Dataset records
--------------------------------

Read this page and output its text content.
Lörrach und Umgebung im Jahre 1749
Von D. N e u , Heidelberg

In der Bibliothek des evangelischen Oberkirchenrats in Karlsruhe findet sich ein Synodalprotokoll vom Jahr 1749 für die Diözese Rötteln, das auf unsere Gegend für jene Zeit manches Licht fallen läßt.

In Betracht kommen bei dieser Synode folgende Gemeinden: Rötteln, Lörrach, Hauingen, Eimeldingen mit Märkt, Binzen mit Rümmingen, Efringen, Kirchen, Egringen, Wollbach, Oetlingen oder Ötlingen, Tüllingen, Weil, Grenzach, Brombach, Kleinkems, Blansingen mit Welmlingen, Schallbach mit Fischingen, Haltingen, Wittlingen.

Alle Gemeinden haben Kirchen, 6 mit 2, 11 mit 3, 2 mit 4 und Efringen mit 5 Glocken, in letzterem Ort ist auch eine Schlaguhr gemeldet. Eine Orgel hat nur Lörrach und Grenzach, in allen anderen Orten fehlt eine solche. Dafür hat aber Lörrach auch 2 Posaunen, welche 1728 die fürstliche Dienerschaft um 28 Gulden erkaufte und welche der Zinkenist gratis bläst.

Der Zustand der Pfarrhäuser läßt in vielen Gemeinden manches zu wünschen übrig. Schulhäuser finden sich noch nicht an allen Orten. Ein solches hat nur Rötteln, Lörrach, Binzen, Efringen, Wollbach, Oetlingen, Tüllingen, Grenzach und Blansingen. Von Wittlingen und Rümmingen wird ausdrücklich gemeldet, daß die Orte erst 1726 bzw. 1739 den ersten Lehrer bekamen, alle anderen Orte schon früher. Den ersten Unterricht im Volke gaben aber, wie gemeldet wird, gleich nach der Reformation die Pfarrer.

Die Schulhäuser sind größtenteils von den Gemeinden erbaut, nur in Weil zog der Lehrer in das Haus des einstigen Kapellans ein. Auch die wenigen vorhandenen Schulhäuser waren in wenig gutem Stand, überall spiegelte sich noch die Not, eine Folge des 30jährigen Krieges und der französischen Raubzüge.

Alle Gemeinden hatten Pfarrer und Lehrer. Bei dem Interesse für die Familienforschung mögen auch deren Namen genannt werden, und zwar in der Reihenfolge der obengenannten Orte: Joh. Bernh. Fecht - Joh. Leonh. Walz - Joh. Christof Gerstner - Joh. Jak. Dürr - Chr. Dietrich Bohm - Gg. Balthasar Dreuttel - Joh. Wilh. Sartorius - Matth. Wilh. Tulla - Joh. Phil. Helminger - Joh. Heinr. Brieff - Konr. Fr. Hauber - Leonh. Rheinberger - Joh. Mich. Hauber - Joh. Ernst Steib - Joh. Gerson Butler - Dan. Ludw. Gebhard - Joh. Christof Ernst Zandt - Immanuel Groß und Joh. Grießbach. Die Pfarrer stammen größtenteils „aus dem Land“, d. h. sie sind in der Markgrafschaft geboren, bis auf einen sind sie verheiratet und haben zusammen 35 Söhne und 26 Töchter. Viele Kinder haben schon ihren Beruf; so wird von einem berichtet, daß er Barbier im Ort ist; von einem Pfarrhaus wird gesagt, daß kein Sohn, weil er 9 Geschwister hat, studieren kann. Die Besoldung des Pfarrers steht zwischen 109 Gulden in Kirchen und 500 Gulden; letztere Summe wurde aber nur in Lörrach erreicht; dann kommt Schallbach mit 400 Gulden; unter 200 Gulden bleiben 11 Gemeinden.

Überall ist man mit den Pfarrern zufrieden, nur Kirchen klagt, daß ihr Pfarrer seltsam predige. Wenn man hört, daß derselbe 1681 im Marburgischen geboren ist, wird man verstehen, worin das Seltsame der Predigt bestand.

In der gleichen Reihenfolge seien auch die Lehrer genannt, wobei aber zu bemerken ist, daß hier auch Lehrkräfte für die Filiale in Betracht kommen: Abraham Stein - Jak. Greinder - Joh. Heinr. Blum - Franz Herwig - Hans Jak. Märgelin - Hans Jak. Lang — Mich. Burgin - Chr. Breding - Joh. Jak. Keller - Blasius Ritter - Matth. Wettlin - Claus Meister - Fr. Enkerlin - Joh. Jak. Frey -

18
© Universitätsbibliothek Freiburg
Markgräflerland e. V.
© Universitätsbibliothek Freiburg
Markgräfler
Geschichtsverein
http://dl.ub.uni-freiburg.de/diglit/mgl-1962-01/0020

--------------------------------

▶ _WHAT NEEDS TO BE DONE_: Look through the data and gather every line with the string "gemeldet" in it.

▶ _FINISHED EXERCISE_:
Alle Gemeinden haben Kirchen, 6 mit 2, 11 mit 3, 2 mit 4 und Efringen mit 5 Glocken, in letzterem Ort ist auch eine Schlaguhr gemeldet. Eine Orgel hat nur Lörrach und Grenzach, in allen anderen Orten fehlt eine solche. Dafür hat aber Lörrach auch 2 Posaunen, welche 1728 die fürstliche Dienerschaft um 28 Gulden erkaufte und welche der Zinkenist gratis bläst.
Der Zustand der Pfarrhäuser läßt in vielen Gemeinden manches zu wünschen übrig. Schulhäuser finden sich noch nicht an allen Orten. Ein solches hat nur Rötteln, Lörrach, Binzen, Efringen, Wollbach, Oetlingen, Tüllingen, Grenzach und Blansingen. Von Wittlingen und Rümmingen wird ausdrücklich gemeldet, daß die Orte erst 1726 bzw. 1739 den ersten Lehrer bekamen, alle anderen Orte schon früher. Den ersten Unterricht im Volke gaben aber, wie gemeldet wird, gleich nach der Reformation die Pfarrer.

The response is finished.